**Prompt:**
Print the listing in its entirety and exactly, leaving out images.

• • • •

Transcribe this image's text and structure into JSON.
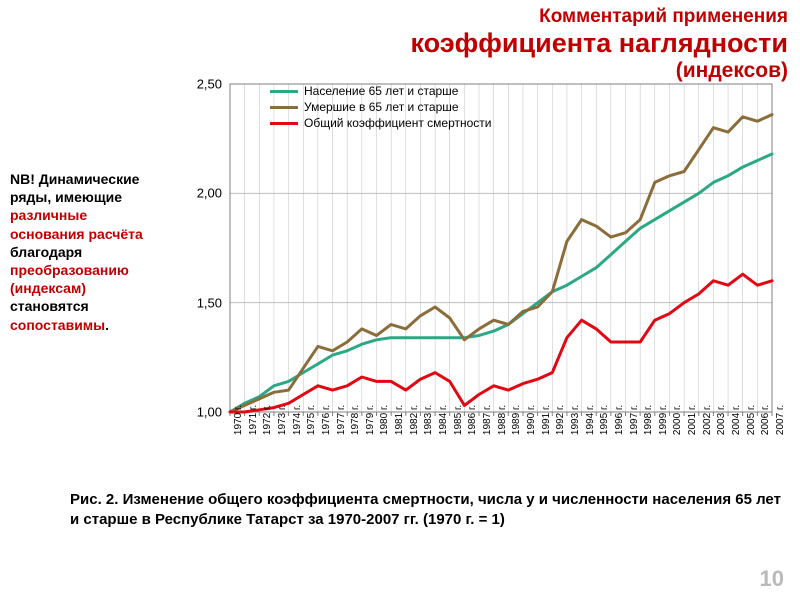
{
  "title": {
    "line1": "Комментарий применения",
    "line2": "коэффициента наглядности",
    "line3": "(индексов)",
    "color": "#c00000",
    "line1_fontsize": 19,
    "line2_fontsize": 27,
    "line3_fontsize": 21
  },
  "note": {
    "parts": [
      {
        "text": "NB! Динамические ряды, имеющие ",
        "color": "#000000"
      },
      {
        "text": "различные основания расчёта",
        "color": "#c00000"
      },
      {
        "text": " благодаря ",
        "color": "#000000"
      },
      {
        "text": "преобразованию (индексам)",
        "color": "#c00000"
      },
      {
        "text": " становятся ",
        "color": "#000000"
      },
      {
        "text": "сопоставимы",
        "color": "#c00000"
      },
      {
        "text": ".",
        "color": "#000000"
      }
    ],
    "fontsize": 14
  },
  "caption": {
    "text": "Рис. 2. Изменение общего коэффициента смертности, числа у и численности населения 65 лет и старше в Республике Татарст за 1970-2007 гг. (1970 г. = 1)",
    "fontsize": 15
  },
  "pagenum": "10",
  "chart": {
    "type": "line",
    "background_color": "#ffffff",
    "plot_border_color": "#7f7f7f",
    "grid_color": "#bfbfbf",
    "ylim": [
      1.0,
      2.5
    ],
    "yticks": [
      1.0,
      1.5,
      2.0,
      2.5
    ],
    "ytick_labels": [
      "1,00",
      "1,50",
      "2,00",
      "2,50"
    ],
    "xlabels": [
      "1970 г.",
      "1971 г.",
      "1972 г.",
      "1973 г.",
      "1974 г.",
      "1975 г.",
      "1976 г.",
      "1977 г.",
      "1978 г.",
      "1979 г.",
      "1980 г.",
      "1981 г.",
      "1982 г.",
      "1983 г.",
      "1984 г.",
      "1985 г.",
      "1986 г.",
      "1987 г.",
      "1988 г.",
      "1989 г.",
      "1990 г.",
      "1991 г.",
      "1992 г.",
      "1993 г.",
      "1994 г.",
      "1995 г.",
      "1996 г.",
      "1997 г.",
      "1998 г.",
      "1999 г.",
      "2000 г.",
      "2001 г.",
      "2002 г.",
      "2003 г.",
      "2004 г.",
      "2005 г.",
      "2006 г.",
      "2007 г."
    ],
    "tick_fontsize": 10,
    "ylabel_fontsize": 13,
    "line_width": 3,
    "series": [
      {
        "name": "Население 65 лет и старше",
        "color": "#2ca884",
        "values": [
          1.0,
          1.04,
          1.07,
          1.12,
          1.14,
          1.18,
          1.22,
          1.26,
          1.28,
          1.31,
          1.33,
          1.34,
          1.34,
          1.34,
          1.34,
          1.34,
          1.34,
          1.35,
          1.37,
          1.4,
          1.45,
          1.5,
          1.55,
          1.58,
          1.62,
          1.66,
          1.72,
          1.78,
          1.84,
          1.88,
          1.92,
          1.96,
          2.0,
          2.05,
          2.08,
          2.12,
          2.15,
          2.18
        ]
      },
      {
        "name": "Умершие в 65 лет и старше",
        "color": "#8a6d3b",
        "values": [
          1.0,
          1.03,
          1.06,
          1.09,
          1.1,
          1.2,
          1.3,
          1.28,
          1.32,
          1.38,
          1.35,
          1.4,
          1.38,
          1.44,
          1.48,
          1.43,
          1.33,
          1.38,
          1.42,
          1.4,
          1.46,
          1.48,
          1.55,
          1.78,
          1.88,
          1.85,
          1.8,
          1.82,
          1.88,
          2.05,
          2.08,
          2.1,
          2.2,
          2.3,
          2.28,
          2.35,
          2.33,
          2.36
        ]
      },
      {
        "name": "Общий коэффициент смертности",
        "color": "#e30613",
        "values": [
          1.0,
          1.0,
          1.01,
          1.02,
          1.04,
          1.08,
          1.12,
          1.1,
          1.12,
          1.16,
          1.14,
          1.14,
          1.1,
          1.15,
          1.18,
          1.14,
          1.03,
          1.08,
          1.12,
          1.1,
          1.13,
          1.15,
          1.18,
          1.34,
          1.42,
          1.38,
          1.32,
          1.32,
          1.32,
          1.42,
          1.45,
          1.5,
          1.54,
          1.6,
          1.58,
          1.63,
          1.58,
          1.6
        ]
      }
    ],
    "legend_position": "top-inside",
    "legend_fontsize": 12
  }
}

• • • •

**Solved exercise:**
Transcribe this image's text and structure into JSON.
{
  "title": {
    "line1": "Комментарий применения",
    "line2": "коэффициента наглядности",
    "line3": "(индексов)",
    "color": "#c00000",
    "line1_fontsize": 19,
    "line2_fontsize": 27,
    "line3_fontsize": 21
  },
  "note": {
    "parts": [
      {
        "text": "NB! Динамические ряды, имеющие ",
        "color": "#000000"
      },
      {
        "text": "различные основания расчёта",
        "color": "#c00000"
      },
      {
        "text": " благодаря ",
        "color": "#000000"
      },
      {
        "text": "преобразованию (индексам)",
        "color": "#c00000"
      },
      {
        "text": " становятся ",
        "color": "#000000"
      },
      {
        "text": "сопоставимы",
        "color": "#c00000"
      },
      {
        "text": ".",
        "color": "#000000"
      }
    ],
    "fontsize": 14
  },
  "caption": {
    "text": "Рис. 2. Изменение общего коэффициента смертности, числа у и численности населения 65 лет и старше в Республике Татарст за 1970-2007 гг. (1970 г. = 1)",
    "fontsize": 15
  },
  "pagenum": "10",
  "chart": {
    "type": "line",
    "background_color": "#ffffff",
    "plot_border_color": "#7f7f7f",
    "grid_color": "#bfbfbf",
    "ylim": [
      1.0,
      2.5
    ],
    "yticks": [
      1.0,
      1.5,
      2.0,
      2.5
    ],
    "ytick_labels": [
      "1,00",
      "1,50",
      "2,00",
      "2,50"
    ],
    "xlabels": [
      "1970 г.",
      "1971 г.",
      "1972 г.",
      "1973 г.",
      "1974 г.",
      "1975 г.",
      "1976 г.",
      "1977 г.",
      "1978 г.",
      "1979 г.",
      "1980 г.",
      "1981 г.",
      "1982 г.",
      "1983 г.",
      "1984 г.",
      "1985 г.",
      "1986 г.",
      "1987 г.",
      "1988 г.",
      "1989 г.",
      "1990 г.",
      "1991 г.",
      "1992 г.",
      "1993 г.",
      "1994 г.",
      "1995 г.",
      "1996 г.",
      "1997 г.",
      "1998 г.",
      "1999 г.",
      "2000 г.",
      "2001 г.",
      "2002 г.",
      "2003 г.",
      "2004 г.",
      "2005 г.",
      "2006 г.",
      "2007 г."
    ],
    "tick_fontsize": 10,
    "ylabel_fontsize": 13,
    "line_width": 3,
    "series": [
      {
        "name": "Население 65 лет и старше",
        "color": "#2ca884",
        "values": [
          1.0,
          1.04,
          1.07,
          1.12,
          1.14,
          1.18,
          1.22,
          1.26,
          1.28,
          1.31,
          1.33,
          1.34,
          1.34,
          1.34,
          1.34,
          1.34,
          1.34,
          1.35,
          1.37,
          1.4,
          1.45,
          1.5,
          1.55,
          1.58,
          1.62,
          1.66,
          1.72,
          1.78,
          1.84,
          1.88,
          1.92,
          1.96,
          2.0,
          2.05,
          2.08,
          2.12,
          2.15,
          2.18
        ]
      },
      {
        "name": "Умершие в 65 лет и старше",
        "color": "#8a6d3b",
        "values": [
          1.0,
          1.03,
          1.06,
          1.09,
          1.1,
          1.2,
          1.3,
          1.28,
          1.32,
          1.38,
          1.35,
          1.4,
          1.38,
          1.44,
          1.48,
          1.43,
          1.33,
          1.38,
          1.42,
          1.4,
          1.46,
          1.48,
          1.55,
          1.78,
          1.88,
          1.85,
          1.8,
          1.82,
          1.88,
          2.05,
          2.08,
          2.1,
          2.2,
          2.3,
          2.28,
          2.35,
          2.33,
          2.36
        ]
      },
      {
        "name": "Общий коэффициент смертности",
        "color": "#e30613",
        "values": [
          1.0,
          1.0,
          1.01,
          1.02,
          1.04,
          1.08,
          1.12,
          1.1,
          1.12,
          1.16,
          1.14,
          1.14,
          1.1,
          1.15,
          1.18,
          1.14,
          1.03,
          1.08,
          1.12,
          1.1,
          1.13,
          1.15,
          1.18,
          1.34,
          1.42,
          1.38,
          1.32,
          1.32,
          1.32,
          1.42,
          1.45,
          1.5,
          1.54,
          1.6,
          1.58,
          1.63,
          1.58,
          1.6
        ]
      }
    ],
    "legend_position": "top-inside",
    "legend_fontsize": 12
  }
}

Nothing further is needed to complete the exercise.